» **Data records**:

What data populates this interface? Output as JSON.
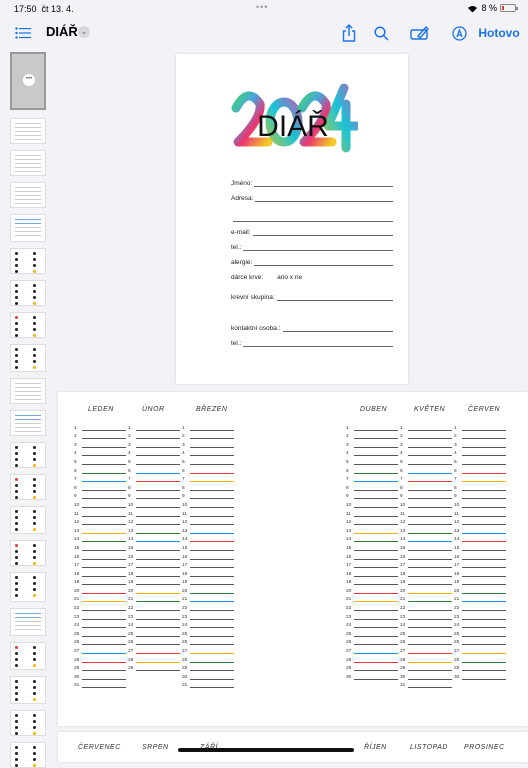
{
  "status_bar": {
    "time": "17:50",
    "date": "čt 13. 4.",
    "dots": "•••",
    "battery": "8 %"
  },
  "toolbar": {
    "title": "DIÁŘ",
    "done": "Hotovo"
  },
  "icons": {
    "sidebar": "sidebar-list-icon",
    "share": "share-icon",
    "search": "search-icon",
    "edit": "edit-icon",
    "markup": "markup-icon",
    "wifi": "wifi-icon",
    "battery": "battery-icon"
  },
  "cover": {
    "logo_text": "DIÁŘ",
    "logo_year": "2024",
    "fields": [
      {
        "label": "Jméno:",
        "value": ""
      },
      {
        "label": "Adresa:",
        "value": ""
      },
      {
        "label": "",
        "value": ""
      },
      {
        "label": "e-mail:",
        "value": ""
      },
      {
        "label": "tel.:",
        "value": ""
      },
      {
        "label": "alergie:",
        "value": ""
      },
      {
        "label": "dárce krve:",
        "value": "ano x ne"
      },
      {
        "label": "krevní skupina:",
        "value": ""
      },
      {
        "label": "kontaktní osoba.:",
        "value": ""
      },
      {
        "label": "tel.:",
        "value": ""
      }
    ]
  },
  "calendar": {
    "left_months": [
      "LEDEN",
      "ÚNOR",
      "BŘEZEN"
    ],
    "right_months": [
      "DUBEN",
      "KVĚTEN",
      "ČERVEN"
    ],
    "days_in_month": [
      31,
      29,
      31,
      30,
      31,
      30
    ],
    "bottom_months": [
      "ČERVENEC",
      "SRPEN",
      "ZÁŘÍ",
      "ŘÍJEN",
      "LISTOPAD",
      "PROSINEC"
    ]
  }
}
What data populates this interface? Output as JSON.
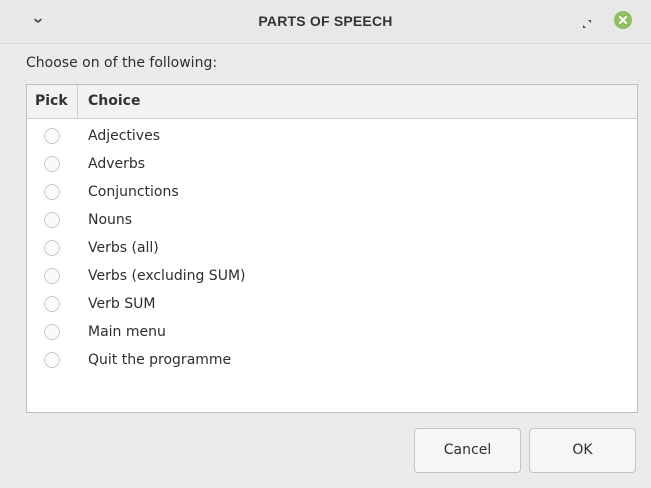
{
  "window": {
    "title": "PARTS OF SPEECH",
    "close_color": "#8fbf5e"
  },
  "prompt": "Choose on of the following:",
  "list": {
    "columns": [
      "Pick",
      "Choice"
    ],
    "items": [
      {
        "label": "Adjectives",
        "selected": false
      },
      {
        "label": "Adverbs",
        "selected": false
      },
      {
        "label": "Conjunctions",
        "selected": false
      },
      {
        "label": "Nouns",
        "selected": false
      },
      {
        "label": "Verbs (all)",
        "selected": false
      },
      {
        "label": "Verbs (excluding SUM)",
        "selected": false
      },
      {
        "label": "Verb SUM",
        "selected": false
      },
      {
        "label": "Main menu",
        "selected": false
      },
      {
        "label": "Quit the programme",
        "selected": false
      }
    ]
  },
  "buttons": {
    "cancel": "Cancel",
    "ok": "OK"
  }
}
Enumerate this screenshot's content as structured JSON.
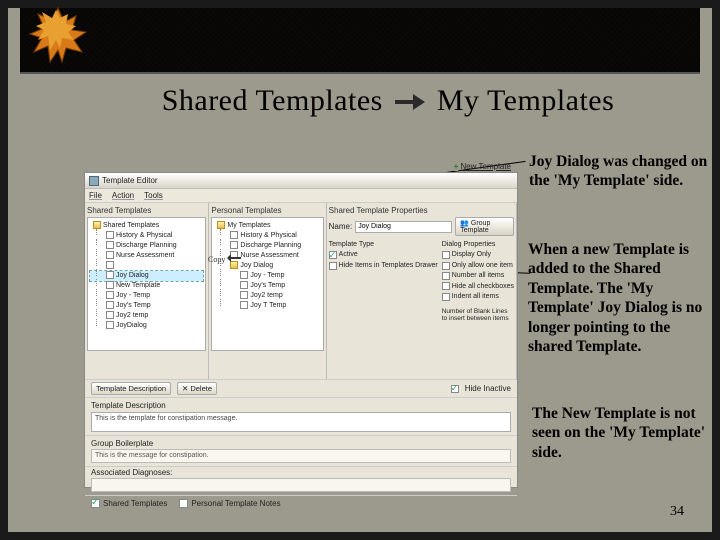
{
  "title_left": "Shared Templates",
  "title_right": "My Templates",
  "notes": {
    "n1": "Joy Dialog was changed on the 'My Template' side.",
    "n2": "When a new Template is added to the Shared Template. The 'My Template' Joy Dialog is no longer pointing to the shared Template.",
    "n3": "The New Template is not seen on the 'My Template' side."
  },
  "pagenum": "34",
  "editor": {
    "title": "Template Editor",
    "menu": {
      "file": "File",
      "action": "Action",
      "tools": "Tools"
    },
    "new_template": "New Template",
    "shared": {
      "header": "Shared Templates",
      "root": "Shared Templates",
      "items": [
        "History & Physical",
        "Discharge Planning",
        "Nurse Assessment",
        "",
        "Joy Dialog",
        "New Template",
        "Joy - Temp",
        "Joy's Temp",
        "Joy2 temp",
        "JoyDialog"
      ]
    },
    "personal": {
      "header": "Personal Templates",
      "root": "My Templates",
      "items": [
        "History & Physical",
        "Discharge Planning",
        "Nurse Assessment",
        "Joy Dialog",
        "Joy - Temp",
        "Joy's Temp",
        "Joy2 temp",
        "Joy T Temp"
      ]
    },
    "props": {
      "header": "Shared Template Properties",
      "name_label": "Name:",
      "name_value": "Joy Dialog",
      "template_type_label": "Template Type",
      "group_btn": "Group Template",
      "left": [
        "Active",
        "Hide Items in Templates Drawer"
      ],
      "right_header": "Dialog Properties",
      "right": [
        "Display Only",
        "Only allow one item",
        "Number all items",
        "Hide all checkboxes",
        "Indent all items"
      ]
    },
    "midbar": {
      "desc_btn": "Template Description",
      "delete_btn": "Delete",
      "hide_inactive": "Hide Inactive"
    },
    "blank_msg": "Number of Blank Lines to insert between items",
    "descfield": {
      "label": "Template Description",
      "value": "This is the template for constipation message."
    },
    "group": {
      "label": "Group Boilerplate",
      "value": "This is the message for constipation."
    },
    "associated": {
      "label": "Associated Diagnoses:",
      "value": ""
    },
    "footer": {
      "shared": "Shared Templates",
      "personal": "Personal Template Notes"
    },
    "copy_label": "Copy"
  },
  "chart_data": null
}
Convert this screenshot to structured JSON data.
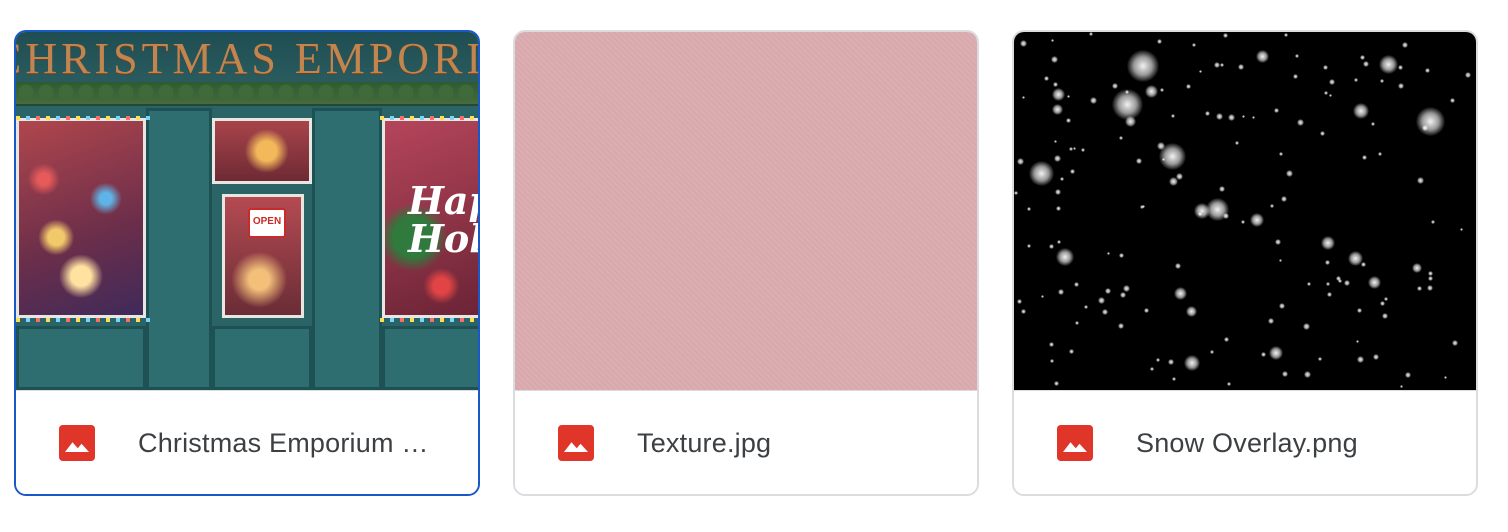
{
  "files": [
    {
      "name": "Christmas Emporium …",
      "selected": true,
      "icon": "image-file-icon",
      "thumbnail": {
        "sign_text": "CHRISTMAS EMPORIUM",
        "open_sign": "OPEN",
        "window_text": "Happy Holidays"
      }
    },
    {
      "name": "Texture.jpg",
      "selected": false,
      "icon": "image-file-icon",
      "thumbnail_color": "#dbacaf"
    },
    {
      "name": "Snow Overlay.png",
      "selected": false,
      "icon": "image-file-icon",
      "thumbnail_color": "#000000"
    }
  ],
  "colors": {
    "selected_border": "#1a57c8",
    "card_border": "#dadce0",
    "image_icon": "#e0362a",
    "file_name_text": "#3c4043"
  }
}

» **CHALLENGE**: Keep the pictures out of your copy, and repeat every entry above exactly.

» **THE OUTPUT**:
What data populates this interface? Output as JSON.
{
  "status_bar": {
    "time": "17:50",
    "date": "čt 13. 4.",
    "dots": "•••",
    "battery": "8 %"
  },
  "toolbar": {
    "title": "DIÁŘ",
    "done": "Hotovo"
  },
  "icons": {
    "sidebar": "sidebar-list-icon",
    "share": "share-icon",
    "search": "search-icon",
    "edit": "edit-icon",
    "markup": "markup-icon",
    "wifi": "wifi-icon",
    "battery": "battery-icon"
  },
  "cover": {
    "logo_text": "DIÁŘ",
    "logo_year": "2024",
    "fields": [
      {
        "label": "Jméno:",
        "value": ""
      },
      {
        "label": "Adresa:",
        "value": ""
      },
      {
        "label": "",
        "value": ""
      },
      {
        "label": "e-mail:",
        "value": ""
      },
      {
        "label": "tel.:",
        "value": ""
      },
      {
        "label": "alergie:",
        "value": ""
      },
      {
        "label": "dárce krve:",
        "value": "ano x ne"
      },
      {
        "label": "krevní skupina:",
        "value": ""
      },
      {
        "label": "kontaktní osoba.:",
        "value": ""
      },
      {
        "label": "tel.:",
        "value": ""
      }
    ]
  },
  "calendar": {
    "left_months": [
      "LEDEN",
      "ÚNOR",
      "BŘEZEN"
    ],
    "right_months": [
      "DUBEN",
      "KVĚTEN",
      "ČERVEN"
    ],
    "days_in_month": [
      31,
      29,
      31,
      30,
      31,
      30
    ],
    "bottom_months": [
      "ČERVENEC",
      "SRPEN",
      "ZÁŘÍ",
      "ŘÍJEN",
      "LISTOPAD",
      "PROSINEC"
    ]
  }
}
What data populates this interface? Output as JSON.
{
  "window": {
    "title": "PARTS OF SPEECH",
    "close_color": "#8fbf5e"
  },
  "prompt": "Choose on of the following:",
  "list": {
    "columns": [
      "Pick",
      "Choice"
    ],
    "items": [
      {
        "label": "Adjectives",
        "selected": false
      },
      {
        "label": "Adverbs",
        "selected": false
      },
      {
        "label": "Conjunctions",
        "selected": false
      },
      {
        "label": "Nouns",
        "selected": false
      },
      {
        "label": "Verbs (all)",
        "selected": false
      },
      {
        "label": "Verbs (excluding SUM)",
        "selected": false
      },
      {
        "label": "Verb SUM",
        "selected": false
      },
      {
        "label": "Main menu",
        "selected": false
      },
      {
        "label": "Quit the programme",
        "selected": false
      }
    ]
  },
  "buttons": {
    "cancel": "Cancel",
    "ok": "OK"
  }
}
Enumerate this screenshot's content as structured JSON.
{
  "title_left": "Shared Templates",
  "title_right": "My Templates",
  "notes": {
    "n1": "Joy Dialog was changed on the 'My Template' side.",
    "n2": "When a new Template is added to the Shared Template. The 'My Template' Joy Dialog is no longer pointing to the shared Template.",
    "n3": "The New Template is not seen on the 'My Template' side."
  },
  "pagenum": "34",
  "editor": {
    "title": "Template Editor",
    "menu": {
      "file": "File",
      "action": "Action",
      "tools": "Tools"
    },
    "new_template": "New Template",
    "shared": {
      "header": "Shared Templates",
      "root": "Shared Templates",
      "items": [
        "History & Physical",
        "Discharge Planning",
        "Nurse Assessment",
        "",
        "Joy Dialog",
        "New Template",
        "Joy - Temp",
        "Joy's Temp",
        "Joy2 temp",
        "JoyDialog"
      ]
    },
    "personal": {
      "header": "Personal Templates",
      "root": "My Templates",
      "items": [
        "History & Physical",
        "Discharge Planning",
        "Nurse Assessment",
        "Joy Dialog",
        "Joy - Temp",
        "Joy's Temp",
        "Joy2 temp",
        "Joy T Temp"
      ]
    },
    "props": {
      "header": "Shared Template Properties",
      "name_label": "Name:",
      "name_value": "Joy Dialog",
      "template_type_label": "Template Type",
      "group_btn": "Group Template",
      "left": [
        "Active",
        "Hide Items in Templates Drawer"
      ],
      "right_header": "Dialog Properties",
      "right": [
        "Display Only",
        "Only allow one item",
        "Number all items",
        "Hide all checkboxes",
        "Indent all items"
      ]
    },
    "midbar": {
      "desc_btn": "Template Description",
      "delete_btn": "Delete",
      "hide_inactive": "Hide Inactive"
    },
    "blank_msg": "Number of Blank Lines to insert between items",
    "descfield": {
      "label": "Template Description",
      "value": "This is the template for constipation message."
    },
    "group": {
      "label": "Group Boilerplate",
      "value": "This is the message for constipation."
    },
    "associated": {
      "label": "Associated Diagnoses:",
      "value": ""
    },
    "footer": {
      "shared": "Shared Templates",
      "personal": "Personal Template Notes"
    },
    "copy_label": "Copy"
  },
  "chart_data": null
}
Convert this screenshot to structured JSON data.
{
  "files": [
    {
      "name": "Christmas Emporium …",
      "selected": true,
      "icon": "image-file-icon",
      "thumbnail": {
        "sign_text": "CHRISTMAS EMPORIUM",
        "open_sign": "OPEN",
        "window_text": "Happy Holidays"
      }
    },
    {
      "name": "Texture.jpg",
      "selected": false,
      "icon": "image-file-icon",
      "thumbnail_color": "#dbacaf"
    },
    {
      "name": "Snow Overlay.png",
      "selected": false,
      "icon": "image-file-icon",
      "thumbnail_color": "#000000"
    }
  ],
  "colors": {
    "selected_border": "#1a57c8",
    "card_border": "#dadce0",
    "image_icon": "#e0362a",
    "file_name_text": "#3c4043"
  }
}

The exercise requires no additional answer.